# Requirement
Report how many lines of the entries below contain the word "name", and nothing more.

(Excerpt from a dataset)
☆ ☆ ☆
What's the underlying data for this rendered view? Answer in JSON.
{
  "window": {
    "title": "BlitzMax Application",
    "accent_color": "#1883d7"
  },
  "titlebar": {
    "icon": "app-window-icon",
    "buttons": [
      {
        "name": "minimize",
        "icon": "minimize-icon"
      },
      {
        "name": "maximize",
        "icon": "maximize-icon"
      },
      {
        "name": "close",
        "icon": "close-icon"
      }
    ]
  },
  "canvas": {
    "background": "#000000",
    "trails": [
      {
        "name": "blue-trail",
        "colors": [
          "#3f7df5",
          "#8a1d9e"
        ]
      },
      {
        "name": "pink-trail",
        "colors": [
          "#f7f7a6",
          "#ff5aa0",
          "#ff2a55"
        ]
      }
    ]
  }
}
☆ ☆ ☆
# Written solution
5